Goal » Restate the listing that follows word for word, without its pictures.

Task inputs »
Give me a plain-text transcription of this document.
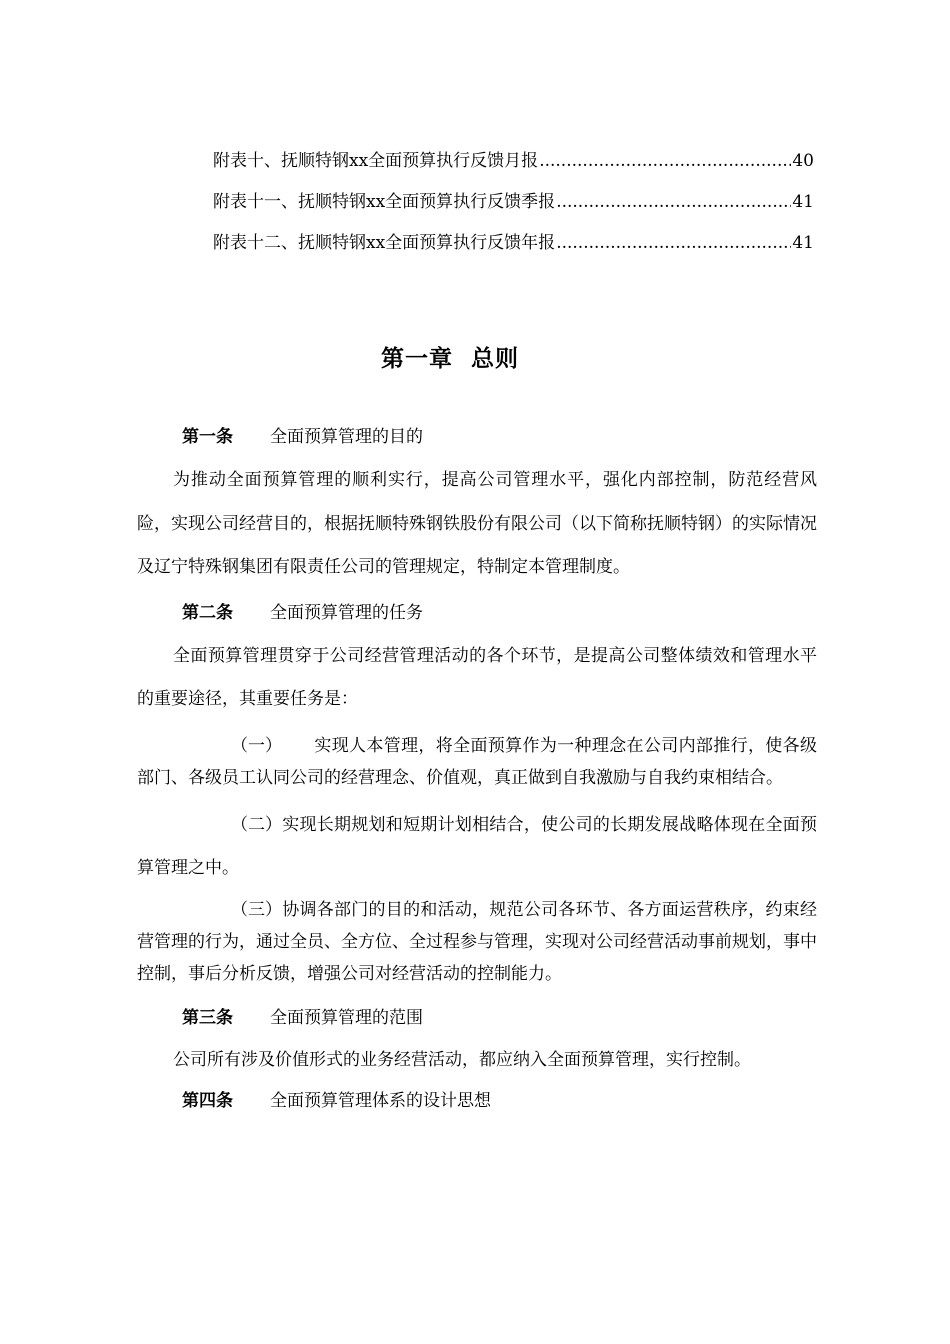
附表十、抚顺特钢xx全面预算执行反馈月报 .....	40
附表十一、抚顺特钢xx全面预算执行反馈季报 .....	41
附表十二、抚顺特钢xx全面预算执行反馈年报 .....	41
第一章  总则

第一条 全面预算管理的目的

为推动全面预算管理的顺利实行，提高公司管理水平，强化内部控制，防范经营风险，实现公司经营目的，根据抚顺特殊钢铁股份有限公司（以下简称抚顺特钢）的实际情况及辽宁特殊钢集团有限责任公司的管理规定，特制定本管理制度。

第二条 全面预算管理的任务

全面预算管理贯穿于公司经营管理活动的各个环节，是提高公司整体绩效和管理水平的重要途径，其重要任务是：

（一） 实现人本管理，将全面预算作为一种理念在公司内部推行，使各级部门、各级员工认同公司的经营理念、价值观，真正做到自我激励与自我约束相结合。

（二）实现长期规划和短期计划相结合，使公司的长期发展战略体现在全面预算管理之中。

（三）协调各部门的目的和活动，规范公司各环节、各方面运营秩序，约束经营管理的行为，通过全员、全方位、全过程参与管理，实现对公司经营活动事前规划，事中控制，事后分析反馈，增强公司对经营活动的控制能力。

第三条 全面预算管理的范围

公司所有涉及价值形式的业务经营活动，都应纳入全面预算管理，实行控制。

第四条 全面预算管理体系的设计思想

The result »
Give me a plain-text transcription of this document.
附表十、抚顺特钢xx全面预算执行反馈月报 .....	40
附表十一、抚顺特钢xx全面预算执行反馈季报 .....	41
附表十二、抚顺特钢xx全面预算执行反馈年报 .....	41
第一章  总则

第一条 全面预算管理的目的

为推动全面预算管理的顺利实行，提高公司管理水平，强化内部控制，防范经营风险，实现公司经营目的，根据抚顺特殊钢铁股份有限公司（以下简称抚顺特钢）的实际情况及辽宁特殊钢集团有限责任公司的管理规定，特制定本管理制度。

第二条 全面预算管理的任务

全面预算管理贯穿于公司经营管理活动的各个环节，是提高公司整体绩效和管理水平的重要途径，其重要任务是：

（一） 实现人本管理，将全面预算作为一种理念在公司内部推行，使各级部门、各级员工认同公司的经营理念、价值观，真正做到自我激励与自我约束相结合。

（二）实现长期规划和短期计划相结合，使公司的长期发展战略体现在全面预算管理之中。

（三）协调各部门的目的和活动，规范公司各环节、各方面运营秩序，约束经营管理的行为，通过全员、全方位、全过程参与管理，实现对公司经营活动事前规划，事中控制，事后分析反馈，增强公司对经营活动的控制能力。

第三条 全面预算管理的范围

公司所有涉及价值形式的业务经营活动，都应纳入全面预算管理，实行控制。

第四条 全面预算管理体系的设计思想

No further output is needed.